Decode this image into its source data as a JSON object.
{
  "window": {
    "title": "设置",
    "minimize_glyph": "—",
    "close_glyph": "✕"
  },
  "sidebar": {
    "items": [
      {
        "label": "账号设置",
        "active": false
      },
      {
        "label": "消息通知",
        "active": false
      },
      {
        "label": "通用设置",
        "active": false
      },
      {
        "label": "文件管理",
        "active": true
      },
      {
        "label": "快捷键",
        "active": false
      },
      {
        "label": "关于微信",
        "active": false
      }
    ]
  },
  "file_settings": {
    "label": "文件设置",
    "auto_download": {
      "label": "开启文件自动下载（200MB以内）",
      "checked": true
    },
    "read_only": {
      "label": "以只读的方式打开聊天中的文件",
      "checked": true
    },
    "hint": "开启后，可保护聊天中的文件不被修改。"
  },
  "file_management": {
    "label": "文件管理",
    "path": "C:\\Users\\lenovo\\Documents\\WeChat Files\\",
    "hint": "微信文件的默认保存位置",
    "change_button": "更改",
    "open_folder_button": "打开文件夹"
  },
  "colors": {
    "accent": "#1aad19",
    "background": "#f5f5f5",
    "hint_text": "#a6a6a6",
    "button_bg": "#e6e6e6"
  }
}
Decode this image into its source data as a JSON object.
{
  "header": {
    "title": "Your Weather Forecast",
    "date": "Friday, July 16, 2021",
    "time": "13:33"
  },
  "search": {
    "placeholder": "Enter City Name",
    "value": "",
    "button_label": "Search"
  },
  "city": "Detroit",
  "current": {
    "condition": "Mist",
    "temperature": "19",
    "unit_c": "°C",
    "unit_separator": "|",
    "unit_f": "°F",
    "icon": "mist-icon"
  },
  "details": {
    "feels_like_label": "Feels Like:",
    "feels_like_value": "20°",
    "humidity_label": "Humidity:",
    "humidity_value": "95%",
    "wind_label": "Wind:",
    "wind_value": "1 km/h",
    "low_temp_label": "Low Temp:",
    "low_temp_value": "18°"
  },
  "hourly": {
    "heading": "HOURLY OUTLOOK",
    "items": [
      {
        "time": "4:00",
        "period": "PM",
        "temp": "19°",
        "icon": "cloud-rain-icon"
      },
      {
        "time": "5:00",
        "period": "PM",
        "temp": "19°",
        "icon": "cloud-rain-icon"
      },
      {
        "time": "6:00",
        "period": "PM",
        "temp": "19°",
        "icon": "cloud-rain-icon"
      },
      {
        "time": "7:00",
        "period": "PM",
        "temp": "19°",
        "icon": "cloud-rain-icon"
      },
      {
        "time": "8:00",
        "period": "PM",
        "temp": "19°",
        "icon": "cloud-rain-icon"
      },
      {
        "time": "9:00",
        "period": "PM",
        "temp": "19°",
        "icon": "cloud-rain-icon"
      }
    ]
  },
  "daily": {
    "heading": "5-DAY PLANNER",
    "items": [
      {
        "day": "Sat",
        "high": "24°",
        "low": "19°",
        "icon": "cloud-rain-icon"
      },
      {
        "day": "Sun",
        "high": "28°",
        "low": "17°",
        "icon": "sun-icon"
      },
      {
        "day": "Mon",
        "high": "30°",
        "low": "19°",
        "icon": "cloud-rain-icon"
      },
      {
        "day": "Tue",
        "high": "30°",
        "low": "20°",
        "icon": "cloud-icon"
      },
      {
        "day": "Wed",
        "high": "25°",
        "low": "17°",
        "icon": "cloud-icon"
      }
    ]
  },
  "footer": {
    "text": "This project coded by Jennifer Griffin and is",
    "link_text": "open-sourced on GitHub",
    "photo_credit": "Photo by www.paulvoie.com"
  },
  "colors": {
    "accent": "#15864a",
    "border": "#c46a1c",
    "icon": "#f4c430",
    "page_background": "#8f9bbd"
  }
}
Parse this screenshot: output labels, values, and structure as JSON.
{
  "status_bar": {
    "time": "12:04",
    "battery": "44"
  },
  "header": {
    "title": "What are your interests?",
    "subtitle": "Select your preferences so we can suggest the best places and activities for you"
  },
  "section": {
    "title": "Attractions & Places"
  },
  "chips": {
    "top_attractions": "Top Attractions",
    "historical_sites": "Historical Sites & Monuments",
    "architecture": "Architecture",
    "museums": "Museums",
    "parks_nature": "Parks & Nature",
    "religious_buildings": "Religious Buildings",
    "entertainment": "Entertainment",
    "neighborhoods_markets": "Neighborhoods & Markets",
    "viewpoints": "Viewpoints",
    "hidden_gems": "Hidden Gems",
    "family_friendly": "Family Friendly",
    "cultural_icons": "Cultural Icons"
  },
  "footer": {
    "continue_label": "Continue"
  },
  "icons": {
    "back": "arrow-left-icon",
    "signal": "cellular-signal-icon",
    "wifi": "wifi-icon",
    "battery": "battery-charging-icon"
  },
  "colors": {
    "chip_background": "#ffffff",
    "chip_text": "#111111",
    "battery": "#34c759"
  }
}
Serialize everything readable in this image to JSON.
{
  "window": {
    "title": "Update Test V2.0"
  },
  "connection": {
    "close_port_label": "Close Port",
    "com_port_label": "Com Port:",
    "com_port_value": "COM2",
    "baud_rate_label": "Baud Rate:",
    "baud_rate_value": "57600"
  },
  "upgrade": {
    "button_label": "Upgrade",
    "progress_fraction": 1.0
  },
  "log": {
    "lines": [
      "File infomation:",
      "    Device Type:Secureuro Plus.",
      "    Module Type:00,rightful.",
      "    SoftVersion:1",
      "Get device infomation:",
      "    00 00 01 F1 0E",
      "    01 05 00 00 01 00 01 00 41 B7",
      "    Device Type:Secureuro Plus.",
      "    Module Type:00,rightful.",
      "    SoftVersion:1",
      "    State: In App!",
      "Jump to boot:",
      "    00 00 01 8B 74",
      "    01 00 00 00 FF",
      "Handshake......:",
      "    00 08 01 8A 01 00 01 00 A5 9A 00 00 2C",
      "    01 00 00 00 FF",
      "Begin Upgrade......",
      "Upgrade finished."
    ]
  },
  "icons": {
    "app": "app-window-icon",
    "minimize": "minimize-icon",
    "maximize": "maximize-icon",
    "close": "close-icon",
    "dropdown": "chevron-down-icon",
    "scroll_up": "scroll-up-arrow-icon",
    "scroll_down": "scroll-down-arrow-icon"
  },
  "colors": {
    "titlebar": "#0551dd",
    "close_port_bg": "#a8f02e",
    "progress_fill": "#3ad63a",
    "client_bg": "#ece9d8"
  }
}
○ ○ ○ ○ ○
● **Direction**:
Transcribe all of the entries without altering anything.

● **Response to the task**:
Decode this image into its source data as a JSON object.
{
  "window": {
    "title": "设置",
    "minimize_glyph": "—",
    "close_glyph": "✕"
  },
  "sidebar": {
    "items": [
      {
        "label": "账号设置",
        "active": false
      },
      {
        "label": "消息通知",
        "active": false
      },
      {
        "label": "通用设置",
        "active": false
      },
      {
        "label": "文件管理",
        "active": true
      },
      {
        "label": "快捷键",
        "active": false
      },
      {
        "label": "关于微信",
        "active": false
      }
    ]
  },
  "file_settings": {
    "label": "文件设置",
    "auto_download": {
      "label": "开启文件自动下载（200MB以内）",
      "checked": true
    },
    "read_only": {
      "label": "以只读的方式打开聊天中的文件",
      "checked": true
    },
    "hint": "开启后，可保护聊天中的文件不被修改。"
  },
  "file_management": {
    "label": "文件管理",
    "path": "C:\\Users\\lenovo\\Documents\\WeChat Files\\",
    "hint": "微信文件的默认保存位置",
    "change_button": "更改",
    "open_folder_button": "打开文件夹"
  },
  "colors": {
    "accent": "#1aad19",
    "background": "#f5f5f5",
    "hint_text": "#a6a6a6",
    "button_bg": "#e6e6e6"
  }
}
Decode this image into its source data as a JSON object.
{
  "header": {
    "title": "Your Weather Forecast",
    "date": "Friday, July 16, 2021",
    "time": "13:33"
  },
  "search": {
    "placeholder": "Enter City Name",
    "value": "",
    "button_label": "Search"
  },
  "city": "Detroit",
  "current": {
    "condition": "Mist",
    "temperature": "19",
    "unit_c": "°C",
    "unit_separator": "|",
    "unit_f": "°F",
    "icon": "mist-icon"
  },
  "details": {
    "feels_like_label": "Feels Like:",
    "feels_like_value": "20°",
    "humidity_label": "Humidity:",
    "humidity_value": "95%",
    "wind_label": "Wind:",
    "wind_value": "1 km/h",
    "low_temp_label": "Low Temp:",
    "low_temp_value": "18°"
  },
  "hourly": {
    "heading": "HOURLY OUTLOOK",
    "items": [
      {
        "time": "4:00",
        "period": "PM",
        "temp": "19°",
        "icon": "cloud-rain-icon"
      },
      {
        "time": "5:00",
        "period": "PM",
        "temp": "19°",
        "icon": "cloud-rain-icon"
      },
      {
        "time": "6:00",
        "period": "PM",
        "temp": "19°",
        "icon": "cloud-rain-icon"
      },
      {
        "time": "7:00",
        "period": "PM",
        "temp": "19°",
        "icon": "cloud-rain-icon"
      },
      {
        "time": "8:00",
        "period": "PM",
        "temp": "19°",
        "icon": "cloud-rain-icon"
      },
      {
        "time": "9:00",
        "period": "PM",
        "temp": "19°",
        "icon": "cloud-rain-icon"
      }
    ]
  },
  "daily": {
    "heading": "5-DAY PLANNER",
    "items": [
      {
        "day": "Sat",
        "high": "24°",
        "low": "19°",
        "icon": "cloud-rain-icon"
      },
      {
        "day": "Sun",
        "high": "28°",
        "low": "17°",
        "icon": "sun-icon"
      },
      {
        "day": "Mon",
        "high": "30°",
        "low": "19°",
        "icon": "cloud-rain-icon"
      },
      {
        "day": "Tue",
        "high": "30°",
        "low": "20°",
        "icon": "cloud-icon"
      },
      {
        "day": "Wed",
        "high": "25°",
        "low": "17°",
        "icon": "cloud-icon"
      }
    ]
  },
  "footer": {
    "text": "This project coded by Jennifer Griffin and is",
    "link_text": "open-sourced on GitHub",
    "photo_credit": "Photo by www.paulvoie.com"
  },
  "colors": {
    "accent": "#15864a",
    "border": "#c46a1c",
    "icon": "#f4c430",
    "page_background": "#8f9bbd"
  }
}
Parse this screenshot: output labels, values, and structure as JSON.
{
  "status_bar": {
    "time": "12:04",
    "battery": "44"
  },
  "header": {
    "title": "What are your interests?",
    "subtitle": "Select your preferences so we can suggest the best places and activities for you"
  },
  "section": {
    "title": "Attractions & Places"
  },
  "chips": {
    "top_attractions": "Top Attractions",
    "historical_sites": "Historical Sites & Monuments",
    "architecture": "Architecture",
    "museums": "Museums",
    "parks_nature": "Parks & Nature",
    "religious_buildings": "Religious Buildings",
    "entertainment": "Entertainment",
    "neighborhoods_markets": "Neighborhoods & Markets",
    "viewpoints": "Viewpoints",
    "hidden_gems": "Hidden Gems",
    "family_friendly": "Family Friendly",
    "cultural_icons": "Cultural Icons"
  },
  "footer": {
    "continue_label": "Continue"
  },
  "icons": {
    "back": "arrow-left-icon",
    "signal": "cellular-signal-icon",
    "wifi": "wifi-icon",
    "battery": "battery-charging-icon"
  },
  "colors": {
    "chip_background": "#ffffff",
    "chip_text": "#111111",
    "battery": "#34c759"
  }
}
Serialize everything readable in this image to JSON.
{
  "window": {
    "title": "Update Test V2.0"
  },
  "connection": {
    "close_port_label": "Close Port",
    "com_port_label": "Com Port:",
    "com_port_value": "COM2",
    "baud_rate_label": "Baud Rate:",
    "baud_rate_value": "57600"
  },
  "upgrade": {
    "button_label": "Upgrade",
    "progress_fraction": 1.0
  },
  "log": {
    "lines": [
      "File infomation:",
      "    Device Type:Secureuro Plus.",
      "    Module Type:00,rightful.",
      "    SoftVersion:1",
      "Get device infomation:",
      "    00 00 01 F1 0E",
      "    01 05 00 00 01 00 01 00 41 B7",
      "    Device Type:Secureuro Plus.",
      "    Module Type:00,rightful.",
      "    SoftVersion:1",
      "    State: In App!",
      "Jump to boot:",
      "    00 00 01 8B 74",
      "    01 00 00 00 FF",
      "Handshake......:",
      "    00 08 01 8A 01 00 01 00 A5 9A 00 00 2C",
      "    01 00 00 00 FF",
      "Begin Upgrade......",
      "Upgrade finished."
    ]
  },
  "icons": {
    "app": "app-window-icon",
    "minimize": "minimize-icon",
    "maximize": "maximize-icon",
    "close": "close-icon",
    "dropdown": "chevron-down-icon",
    "scroll_up": "scroll-up-arrow-icon",
    "scroll_down": "scroll-down-arrow-icon"
  },
  "colors": {
    "titlebar": "#0551dd",
    "close_port_bg": "#a8f02e",
    "progress_fill": "#3ad63a",
    "client_bg": "#ece9d8"
  }
}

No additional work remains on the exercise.